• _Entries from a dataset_
***

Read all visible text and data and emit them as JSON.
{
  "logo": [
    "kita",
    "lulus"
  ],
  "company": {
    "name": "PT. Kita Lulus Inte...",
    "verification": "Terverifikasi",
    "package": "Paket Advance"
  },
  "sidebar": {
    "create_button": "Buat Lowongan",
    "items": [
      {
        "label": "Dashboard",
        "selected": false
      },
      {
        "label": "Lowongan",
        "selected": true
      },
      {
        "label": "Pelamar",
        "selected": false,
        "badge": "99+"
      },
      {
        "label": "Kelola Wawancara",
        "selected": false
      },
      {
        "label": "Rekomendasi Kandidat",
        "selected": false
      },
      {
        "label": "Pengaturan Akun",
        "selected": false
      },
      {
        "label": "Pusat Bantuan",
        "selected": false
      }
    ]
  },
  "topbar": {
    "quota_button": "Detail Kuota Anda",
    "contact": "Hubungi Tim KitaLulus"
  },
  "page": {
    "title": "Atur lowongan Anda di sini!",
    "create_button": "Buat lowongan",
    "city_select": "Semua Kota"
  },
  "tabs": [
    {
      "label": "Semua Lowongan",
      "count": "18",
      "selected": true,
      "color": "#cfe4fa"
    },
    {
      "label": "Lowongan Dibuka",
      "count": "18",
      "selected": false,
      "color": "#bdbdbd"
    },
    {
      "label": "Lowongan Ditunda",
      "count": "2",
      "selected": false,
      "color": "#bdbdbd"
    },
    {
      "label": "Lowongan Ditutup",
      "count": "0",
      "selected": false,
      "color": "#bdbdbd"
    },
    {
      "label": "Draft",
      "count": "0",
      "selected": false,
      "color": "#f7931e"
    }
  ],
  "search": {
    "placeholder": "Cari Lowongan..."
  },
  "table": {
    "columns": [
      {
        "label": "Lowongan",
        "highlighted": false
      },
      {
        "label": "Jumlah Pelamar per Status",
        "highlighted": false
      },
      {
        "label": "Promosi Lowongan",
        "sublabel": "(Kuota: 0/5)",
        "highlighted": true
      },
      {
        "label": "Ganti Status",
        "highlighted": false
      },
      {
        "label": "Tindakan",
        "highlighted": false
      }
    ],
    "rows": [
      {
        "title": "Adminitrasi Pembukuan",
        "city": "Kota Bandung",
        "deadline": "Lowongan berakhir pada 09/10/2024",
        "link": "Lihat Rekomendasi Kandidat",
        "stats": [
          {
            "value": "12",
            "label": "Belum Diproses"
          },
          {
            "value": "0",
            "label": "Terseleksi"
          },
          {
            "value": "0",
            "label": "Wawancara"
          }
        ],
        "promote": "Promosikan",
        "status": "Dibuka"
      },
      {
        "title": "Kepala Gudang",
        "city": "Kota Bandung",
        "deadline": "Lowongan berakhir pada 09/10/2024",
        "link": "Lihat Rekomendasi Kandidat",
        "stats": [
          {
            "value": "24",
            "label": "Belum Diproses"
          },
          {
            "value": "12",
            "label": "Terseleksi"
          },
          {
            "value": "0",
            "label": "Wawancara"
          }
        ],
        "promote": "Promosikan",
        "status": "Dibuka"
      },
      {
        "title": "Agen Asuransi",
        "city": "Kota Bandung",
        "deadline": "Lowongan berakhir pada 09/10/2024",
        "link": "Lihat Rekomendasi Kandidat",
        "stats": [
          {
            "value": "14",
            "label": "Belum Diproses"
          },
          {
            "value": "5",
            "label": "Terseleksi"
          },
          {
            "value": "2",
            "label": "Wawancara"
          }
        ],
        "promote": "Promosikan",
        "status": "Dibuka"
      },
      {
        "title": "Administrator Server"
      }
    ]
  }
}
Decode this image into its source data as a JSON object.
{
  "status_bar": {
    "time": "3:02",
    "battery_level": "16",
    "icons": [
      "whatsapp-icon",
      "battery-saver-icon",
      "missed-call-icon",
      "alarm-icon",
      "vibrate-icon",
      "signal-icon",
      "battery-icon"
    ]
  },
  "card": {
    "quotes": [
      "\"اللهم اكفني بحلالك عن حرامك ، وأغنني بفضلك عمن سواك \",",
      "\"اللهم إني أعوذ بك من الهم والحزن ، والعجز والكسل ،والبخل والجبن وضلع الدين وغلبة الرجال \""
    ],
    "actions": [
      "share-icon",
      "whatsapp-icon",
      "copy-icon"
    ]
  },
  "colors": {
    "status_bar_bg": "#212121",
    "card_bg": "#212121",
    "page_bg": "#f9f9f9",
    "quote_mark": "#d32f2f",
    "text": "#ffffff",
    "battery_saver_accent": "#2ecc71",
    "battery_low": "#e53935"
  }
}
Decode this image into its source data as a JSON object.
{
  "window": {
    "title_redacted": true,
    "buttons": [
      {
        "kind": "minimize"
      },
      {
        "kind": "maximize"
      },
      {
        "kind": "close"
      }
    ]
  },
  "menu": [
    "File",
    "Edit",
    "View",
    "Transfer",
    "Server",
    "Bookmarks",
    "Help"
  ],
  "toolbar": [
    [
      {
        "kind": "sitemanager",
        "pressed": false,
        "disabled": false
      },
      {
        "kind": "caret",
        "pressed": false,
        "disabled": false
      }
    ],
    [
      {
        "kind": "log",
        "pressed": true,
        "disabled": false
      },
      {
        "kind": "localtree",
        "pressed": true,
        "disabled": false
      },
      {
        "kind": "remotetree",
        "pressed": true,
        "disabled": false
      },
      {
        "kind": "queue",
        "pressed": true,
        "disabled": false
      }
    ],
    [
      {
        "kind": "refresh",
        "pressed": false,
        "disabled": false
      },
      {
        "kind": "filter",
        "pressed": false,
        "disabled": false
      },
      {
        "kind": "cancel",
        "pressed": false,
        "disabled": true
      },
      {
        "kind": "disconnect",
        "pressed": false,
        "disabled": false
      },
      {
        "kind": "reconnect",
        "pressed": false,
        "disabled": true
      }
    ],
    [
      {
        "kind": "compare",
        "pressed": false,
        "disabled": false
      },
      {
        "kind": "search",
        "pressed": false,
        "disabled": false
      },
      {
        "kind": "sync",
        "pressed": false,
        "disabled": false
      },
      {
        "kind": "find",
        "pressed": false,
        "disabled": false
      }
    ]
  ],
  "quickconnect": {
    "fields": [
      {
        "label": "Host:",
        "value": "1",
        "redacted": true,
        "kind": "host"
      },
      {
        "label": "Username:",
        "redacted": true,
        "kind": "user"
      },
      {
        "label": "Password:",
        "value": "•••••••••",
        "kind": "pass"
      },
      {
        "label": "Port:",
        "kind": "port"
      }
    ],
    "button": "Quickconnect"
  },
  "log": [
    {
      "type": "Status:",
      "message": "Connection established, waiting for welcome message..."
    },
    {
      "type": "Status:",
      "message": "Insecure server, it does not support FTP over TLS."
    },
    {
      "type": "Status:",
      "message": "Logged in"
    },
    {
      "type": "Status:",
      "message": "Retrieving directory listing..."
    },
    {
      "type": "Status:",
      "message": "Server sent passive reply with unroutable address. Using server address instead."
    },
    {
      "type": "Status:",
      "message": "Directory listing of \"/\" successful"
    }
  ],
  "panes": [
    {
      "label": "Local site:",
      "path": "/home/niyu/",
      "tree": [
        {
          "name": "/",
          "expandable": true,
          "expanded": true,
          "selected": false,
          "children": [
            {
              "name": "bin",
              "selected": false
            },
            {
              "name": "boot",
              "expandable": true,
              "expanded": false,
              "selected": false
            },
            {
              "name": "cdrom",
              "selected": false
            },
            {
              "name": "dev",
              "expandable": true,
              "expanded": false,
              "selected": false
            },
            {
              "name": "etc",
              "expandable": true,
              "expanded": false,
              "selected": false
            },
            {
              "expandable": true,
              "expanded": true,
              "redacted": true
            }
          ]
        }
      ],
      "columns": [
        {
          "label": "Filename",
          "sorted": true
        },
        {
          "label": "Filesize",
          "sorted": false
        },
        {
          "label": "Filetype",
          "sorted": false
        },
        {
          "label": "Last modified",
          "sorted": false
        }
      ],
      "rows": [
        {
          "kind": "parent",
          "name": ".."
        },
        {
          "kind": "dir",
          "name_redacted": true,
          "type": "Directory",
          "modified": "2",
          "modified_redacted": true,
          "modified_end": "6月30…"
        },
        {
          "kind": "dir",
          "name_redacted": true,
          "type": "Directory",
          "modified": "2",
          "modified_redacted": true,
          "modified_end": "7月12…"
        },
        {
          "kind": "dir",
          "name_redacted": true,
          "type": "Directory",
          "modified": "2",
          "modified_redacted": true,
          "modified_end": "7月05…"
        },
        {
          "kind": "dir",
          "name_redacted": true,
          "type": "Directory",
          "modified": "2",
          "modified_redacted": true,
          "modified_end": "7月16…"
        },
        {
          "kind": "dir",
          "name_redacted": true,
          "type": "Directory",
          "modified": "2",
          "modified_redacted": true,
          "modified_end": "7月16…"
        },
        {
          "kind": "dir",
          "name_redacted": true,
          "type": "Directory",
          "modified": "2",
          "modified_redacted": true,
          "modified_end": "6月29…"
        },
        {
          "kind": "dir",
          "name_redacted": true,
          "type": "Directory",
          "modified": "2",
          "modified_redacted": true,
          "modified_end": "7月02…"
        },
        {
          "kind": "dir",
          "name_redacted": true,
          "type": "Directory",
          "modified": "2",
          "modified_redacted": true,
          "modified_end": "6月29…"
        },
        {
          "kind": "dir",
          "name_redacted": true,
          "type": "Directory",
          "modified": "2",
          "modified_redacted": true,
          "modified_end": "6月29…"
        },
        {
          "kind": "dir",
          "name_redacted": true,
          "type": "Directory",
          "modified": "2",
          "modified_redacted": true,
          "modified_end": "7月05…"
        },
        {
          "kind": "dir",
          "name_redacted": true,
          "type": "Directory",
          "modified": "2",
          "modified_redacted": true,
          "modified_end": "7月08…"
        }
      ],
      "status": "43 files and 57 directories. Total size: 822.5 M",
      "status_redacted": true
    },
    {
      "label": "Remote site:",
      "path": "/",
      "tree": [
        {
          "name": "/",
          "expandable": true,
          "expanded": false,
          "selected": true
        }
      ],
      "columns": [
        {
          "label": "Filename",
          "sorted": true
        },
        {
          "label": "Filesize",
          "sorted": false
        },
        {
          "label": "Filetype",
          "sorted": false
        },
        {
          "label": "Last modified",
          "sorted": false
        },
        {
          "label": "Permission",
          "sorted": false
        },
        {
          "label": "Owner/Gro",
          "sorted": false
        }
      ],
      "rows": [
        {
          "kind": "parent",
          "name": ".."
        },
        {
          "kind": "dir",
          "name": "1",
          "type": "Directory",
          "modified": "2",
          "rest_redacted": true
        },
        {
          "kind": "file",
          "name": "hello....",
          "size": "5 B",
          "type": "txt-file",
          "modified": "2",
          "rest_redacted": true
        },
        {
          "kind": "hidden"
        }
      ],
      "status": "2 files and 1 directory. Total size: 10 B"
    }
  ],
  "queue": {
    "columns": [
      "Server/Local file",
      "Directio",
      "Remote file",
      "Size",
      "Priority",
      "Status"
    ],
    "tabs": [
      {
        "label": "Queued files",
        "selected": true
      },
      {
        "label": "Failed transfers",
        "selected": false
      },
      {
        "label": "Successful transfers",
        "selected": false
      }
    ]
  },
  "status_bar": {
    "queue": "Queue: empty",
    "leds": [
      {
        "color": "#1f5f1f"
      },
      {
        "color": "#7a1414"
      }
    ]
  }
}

***

• _Instructions for the task_
Select and copy every line from the records that includes the word "اللهم".

• _Result_
      "\"اللهم اكفني بحلالك عن حرامك ، وأغنني بفضلك عمن سواك \",",
      "\"اللهم إني أعوذ بك من الهم والحزن ، والعجز والكسل ،والبخل والجبن وضلع الدين وغلبة الرجال \""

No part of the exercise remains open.